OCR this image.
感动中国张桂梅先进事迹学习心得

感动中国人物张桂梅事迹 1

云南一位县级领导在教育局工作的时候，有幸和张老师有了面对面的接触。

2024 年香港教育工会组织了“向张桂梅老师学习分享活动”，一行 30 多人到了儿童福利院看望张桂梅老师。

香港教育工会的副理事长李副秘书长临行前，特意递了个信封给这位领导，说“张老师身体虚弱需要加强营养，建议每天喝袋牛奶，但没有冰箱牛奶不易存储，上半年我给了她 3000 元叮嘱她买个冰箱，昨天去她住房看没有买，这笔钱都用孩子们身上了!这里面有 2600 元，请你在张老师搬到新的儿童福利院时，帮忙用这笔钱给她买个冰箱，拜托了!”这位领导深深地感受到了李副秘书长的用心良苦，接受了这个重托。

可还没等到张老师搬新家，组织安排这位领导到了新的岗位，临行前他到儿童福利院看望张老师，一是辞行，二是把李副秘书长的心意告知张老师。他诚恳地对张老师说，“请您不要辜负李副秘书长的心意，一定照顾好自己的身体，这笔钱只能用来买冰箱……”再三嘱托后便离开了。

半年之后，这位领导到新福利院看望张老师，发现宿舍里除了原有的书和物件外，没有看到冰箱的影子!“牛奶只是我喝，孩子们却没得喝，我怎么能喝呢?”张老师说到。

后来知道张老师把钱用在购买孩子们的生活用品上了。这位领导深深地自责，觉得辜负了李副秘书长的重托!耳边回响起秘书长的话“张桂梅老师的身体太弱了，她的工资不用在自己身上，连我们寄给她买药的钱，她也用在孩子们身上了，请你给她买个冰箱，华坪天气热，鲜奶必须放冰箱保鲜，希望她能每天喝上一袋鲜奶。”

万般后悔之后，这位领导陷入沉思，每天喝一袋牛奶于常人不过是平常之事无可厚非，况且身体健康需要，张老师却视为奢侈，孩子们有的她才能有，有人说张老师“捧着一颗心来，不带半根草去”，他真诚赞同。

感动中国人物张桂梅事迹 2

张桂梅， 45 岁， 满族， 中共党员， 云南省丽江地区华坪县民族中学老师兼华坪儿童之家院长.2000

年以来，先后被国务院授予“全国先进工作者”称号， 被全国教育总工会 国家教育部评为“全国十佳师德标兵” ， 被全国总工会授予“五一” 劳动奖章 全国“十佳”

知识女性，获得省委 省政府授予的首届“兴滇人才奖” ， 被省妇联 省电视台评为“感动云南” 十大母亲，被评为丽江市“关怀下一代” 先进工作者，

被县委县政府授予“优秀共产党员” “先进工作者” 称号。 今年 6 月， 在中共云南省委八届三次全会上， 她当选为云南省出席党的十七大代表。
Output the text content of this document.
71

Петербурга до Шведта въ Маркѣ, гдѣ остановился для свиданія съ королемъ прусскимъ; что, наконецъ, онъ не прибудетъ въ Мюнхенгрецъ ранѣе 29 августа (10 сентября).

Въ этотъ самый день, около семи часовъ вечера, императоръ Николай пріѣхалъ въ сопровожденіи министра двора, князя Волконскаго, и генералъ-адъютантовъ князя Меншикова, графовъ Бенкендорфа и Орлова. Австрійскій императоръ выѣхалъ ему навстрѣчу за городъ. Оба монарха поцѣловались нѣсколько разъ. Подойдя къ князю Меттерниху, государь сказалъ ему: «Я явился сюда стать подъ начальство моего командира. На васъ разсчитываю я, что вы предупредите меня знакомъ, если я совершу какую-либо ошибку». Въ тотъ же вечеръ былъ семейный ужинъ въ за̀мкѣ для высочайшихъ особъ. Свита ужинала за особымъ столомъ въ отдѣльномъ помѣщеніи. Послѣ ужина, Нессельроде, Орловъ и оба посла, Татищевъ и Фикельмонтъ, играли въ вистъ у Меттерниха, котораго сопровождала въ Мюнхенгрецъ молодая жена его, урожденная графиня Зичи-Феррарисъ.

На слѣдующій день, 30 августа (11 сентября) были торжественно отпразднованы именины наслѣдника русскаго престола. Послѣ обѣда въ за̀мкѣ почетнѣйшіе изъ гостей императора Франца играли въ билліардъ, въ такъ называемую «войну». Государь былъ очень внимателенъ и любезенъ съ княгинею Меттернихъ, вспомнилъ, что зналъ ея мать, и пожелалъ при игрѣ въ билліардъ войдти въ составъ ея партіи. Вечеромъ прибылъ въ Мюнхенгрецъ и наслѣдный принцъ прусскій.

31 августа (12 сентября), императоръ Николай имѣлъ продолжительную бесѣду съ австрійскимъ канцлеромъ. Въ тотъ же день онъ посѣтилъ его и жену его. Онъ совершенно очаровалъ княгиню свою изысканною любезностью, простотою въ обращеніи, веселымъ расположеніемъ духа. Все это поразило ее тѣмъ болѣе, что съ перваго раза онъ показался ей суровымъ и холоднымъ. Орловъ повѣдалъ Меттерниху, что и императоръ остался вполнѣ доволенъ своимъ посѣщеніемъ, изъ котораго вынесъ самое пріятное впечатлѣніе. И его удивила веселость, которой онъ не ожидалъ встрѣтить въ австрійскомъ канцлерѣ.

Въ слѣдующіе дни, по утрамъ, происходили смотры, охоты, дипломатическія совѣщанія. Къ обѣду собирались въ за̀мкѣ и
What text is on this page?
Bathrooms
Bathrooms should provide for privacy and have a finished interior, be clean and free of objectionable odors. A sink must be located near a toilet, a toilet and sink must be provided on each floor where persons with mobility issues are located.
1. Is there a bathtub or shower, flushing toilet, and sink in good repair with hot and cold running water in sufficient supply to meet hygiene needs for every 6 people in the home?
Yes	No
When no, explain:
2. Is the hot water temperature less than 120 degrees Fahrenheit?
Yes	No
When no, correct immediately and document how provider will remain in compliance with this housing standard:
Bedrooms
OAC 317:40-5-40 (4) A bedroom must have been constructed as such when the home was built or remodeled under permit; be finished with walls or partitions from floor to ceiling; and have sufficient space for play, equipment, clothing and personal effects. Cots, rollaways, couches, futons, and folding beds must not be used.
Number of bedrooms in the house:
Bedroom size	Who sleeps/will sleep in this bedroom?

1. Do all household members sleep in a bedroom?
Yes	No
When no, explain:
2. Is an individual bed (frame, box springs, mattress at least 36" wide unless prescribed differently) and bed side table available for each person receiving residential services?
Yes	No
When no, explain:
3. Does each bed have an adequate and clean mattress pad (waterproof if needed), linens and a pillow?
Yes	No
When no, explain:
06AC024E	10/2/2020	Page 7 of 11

Given exercise
List all lines in the material containing the string "must".

The result
Bathrooms should provide for privacy and have a finished interior, be clean and free of objectionable odors. A sink must be located near a toilet, a toilet and sink must be provided on each floor where persons with mobility issues are located.
OAC 317:40-5-40 (4) A bedroom must have been constructed as such when the home was built or remodeled under permit; be finished with walls or partitions from floor to ceiling; and have sufficient space for play, equipment, clothing and personal effects. Cots, rollaways, couches, futons, and folding beds must not be used.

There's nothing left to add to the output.